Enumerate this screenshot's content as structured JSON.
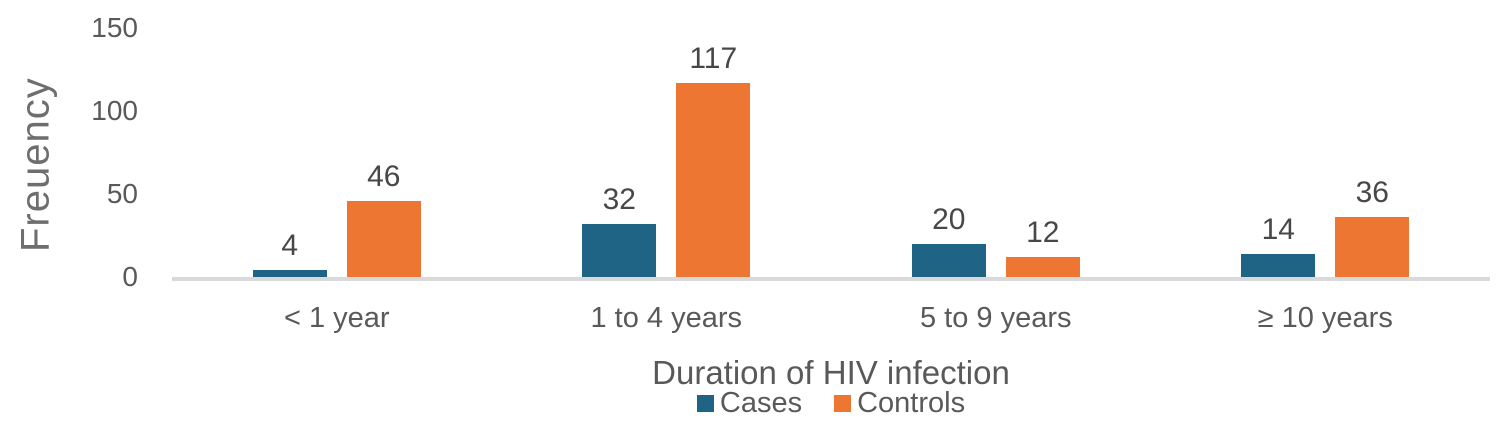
{
  "chart_data": {
    "type": "bar",
    "categories": [
      "< 1 year",
      "1 to 4 years",
      "5 to 9 years",
      "≥ 10 years"
    ],
    "series": [
      {
        "name": "Cases",
        "values": [
          4,
          32,
          20,
          14
        ],
        "color": "#1F6484"
      },
      {
        "name": "Controls",
        "values": [
          46,
          117,
          12,
          36
        ],
        "color": "#ED7633"
      }
    ],
    "title": "",
    "xlabel": "Duration of HIV infection",
    "ylabel": "Freuency",
    "ylim": [
      0,
      150
    ],
    "yticks": [
      0,
      50,
      100,
      150
    ],
    "grid": false,
    "legend_position": "bottom-center",
    "data_labels": true
  },
  "styles": {
    "axis_line_color": "#D9D9D9",
    "tick_text_color": "#595959",
    "category_text_color": "#595959",
    "data_label_color": "#474747",
    "x_title_color": "#595959",
    "y_title_color": "#6E6E6E",
    "legend_text_color": "#595959"
  }
}
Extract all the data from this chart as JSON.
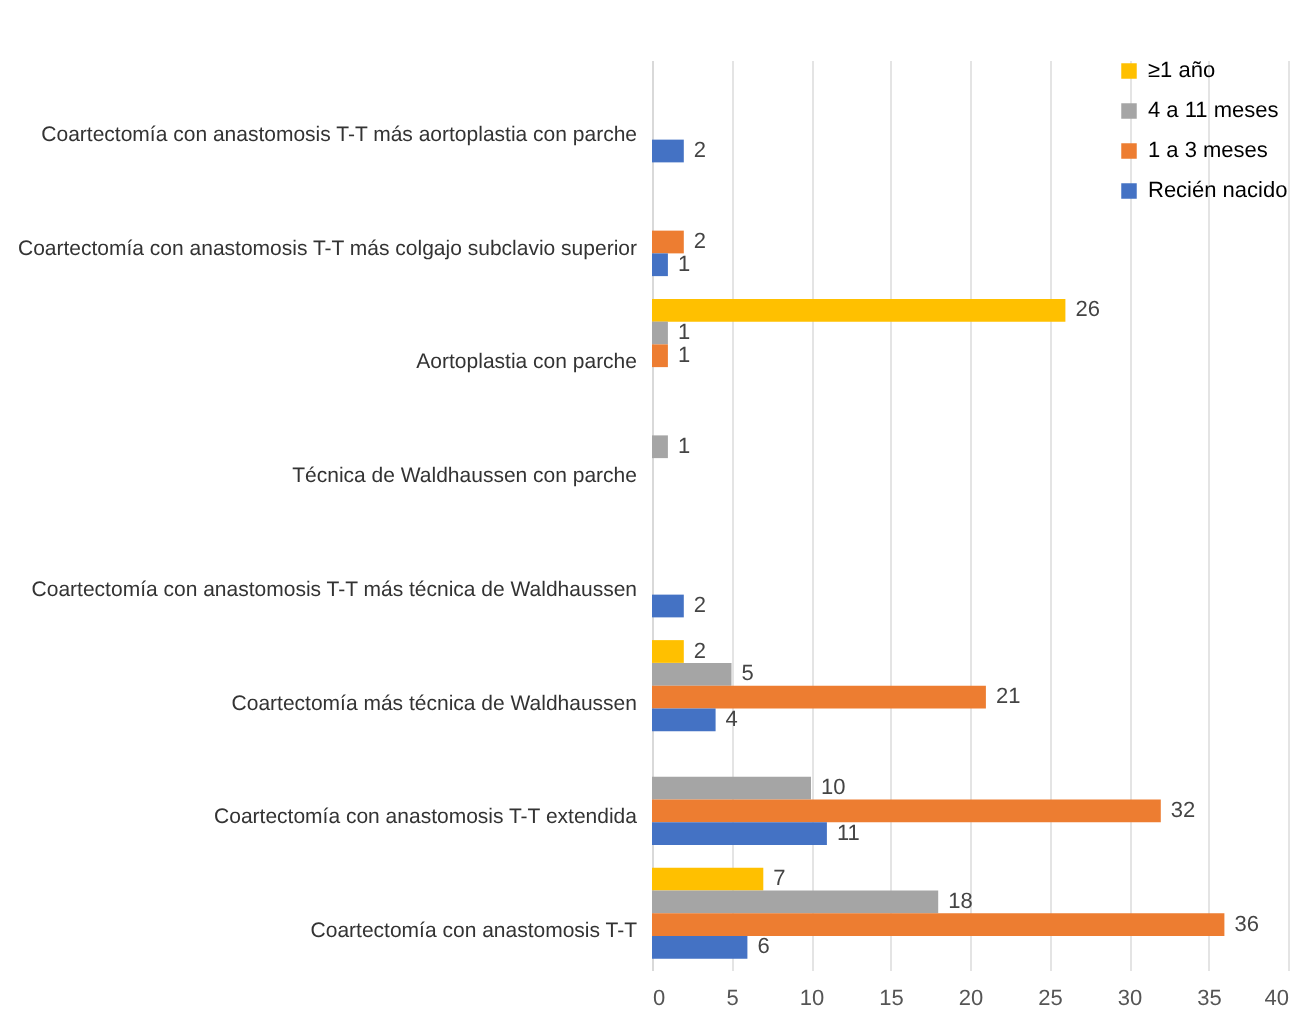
{
  "chart_data": {
    "type": "bar",
    "orientation": "horizontal",
    "categories": [
      "Coartectomía con anastomosis T-T más aortoplastia con parche",
      "Coartectomía con anastomosis T-T más colgajo subclavio superior",
      "Aortoplastia con parche",
      "Técnica de Waldhaussen con parche",
      "Coartectomía con anastomosis T-T más técnica de Waldhaussen",
      "Coartectomía más técnica de Waldhaussen",
      "Coartectomía con anastomosis T-T extendida",
      "Coartectomía con anastomosis T-T"
    ],
    "series": [
      {
        "name": "≥1 año",
        "color": "#ffc000",
        "values": [
          null,
          null,
          26,
          null,
          null,
          2,
          null,
          7
        ]
      },
      {
        "name": "4 a 11 meses",
        "color": "#a5a5a5",
        "values": [
          null,
          null,
          1,
          1,
          null,
          5,
          10,
          18
        ]
      },
      {
        "name": "1 a 3 meses",
        "color": "#ed7d31",
        "values": [
          null,
          2,
          1,
          null,
          null,
          21,
          32,
          36
        ]
      },
      {
        "name": "Recién nacido",
        "color": "#4472c4",
        "values": [
          2,
          1,
          null,
          null,
          2,
          4,
          11,
          6
        ]
      }
    ],
    "xlim": [
      0,
      40
    ],
    "xticks": [
      0,
      5,
      10,
      15,
      20,
      25,
      30,
      35,
      40
    ],
    "grid": "x",
    "legend": "top right",
    "data_labels": true
  }
}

--- --- ---

— TASK TO COMPLETE —
Reproduce the material in its entirety and word for word, without the pictures.

— SOLUTION —
Enumerate this screenshot's content as structured JSON.
{
  "chart_data": {
    "type": "bar",
    "categories": [
      "< 1 year",
      "1 to 4 years",
      "5 to 9 years",
      "≥ 10 years"
    ],
    "series": [
      {
        "name": "Cases",
        "values": [
          4,
          32,
          20,
          14
        ],
        "color": "#1F6484"
      },
      {
        "name": "Controls",
        "values": [
          46,
          117,
          12,
          36
        ],
        "color": "#ED7633"
      }
    ],
    "title": "",
    "xlabel": "Duration of HIV infection",
    "ylabel": "Freuency",
    "ylim": [
      0,
      150
    ],
    "yticks": [
      0,
      50,
      100,
      150
    ],
    "grid": false,
    "legend_position": "bottom-center",
    "data_labels": true
  },
  "styles": {
    "axis_line_color": "#D9D9D9",
    "tick_text_color": "#595959",
    "category_text_color": "#595959",
    "data_label_color": "#474747",
    "x_title_color": "#595959",
    "y_title_color": "#6E6E6E",
    "legend_text_color": "#595959"
  }
}
Extract all the data from this chart as JSON.
{
  "chart_data": {
    "type": "bar",
    "orientation": "horizontal",
    "categories": [
      "Coartectomía con anastomosis T-T más aortoplastia con parche",
      "Coartectomía con anastomosis T-T más colgajo subclavio superior",
      "Aortoplastia con parche",
      "Técnica de Waldhaussen con parche",
      "Coartectomía con anastomosis T-T más técnica de Waldhaussen",
      "Coartectomía más técnica de Waldhaussen",
      "Coartectomía con anastomosis T-T extendida",
      "Coartectomía con anastomosis T-T"
    ],
    "series": [
      {
        "name": "≥1 año",
        "color": "#ffc000",
        "values": [
          null,
          null,
          26,
          null,
          null,
          2,
          null,
          7
        ]
      },
      {
        "name": "4 a 11 meses",
        "color": "#a5a5a5",
        "values": [
          null,
          null,
          1,
          1,
          null,
          5,
          10,
          18
        ]
      },
      {
        "name": "1 a 3 meses",
        "color": "#ed7d31",
        "values": [
          null,
          2,
          1,
          null,
          null,
          21,
          32,
          36
        ]
      },
      {
        "name": "Recién nacido",
        "color": "#4472c4",
        "values": [
          2,
          1,
          null,
          null,
          2,
          4,
          11,
          6
        ]
      }
    ],
    "xlim": [
      0,
      40
    ],
    "xticks": [
      0,
      5,
      10,
      15,
      20,
      25,
      30,
      35,
      40
    ],
    "grid": "x",
    "legend": "top right",
    "data_labels": true
  }
}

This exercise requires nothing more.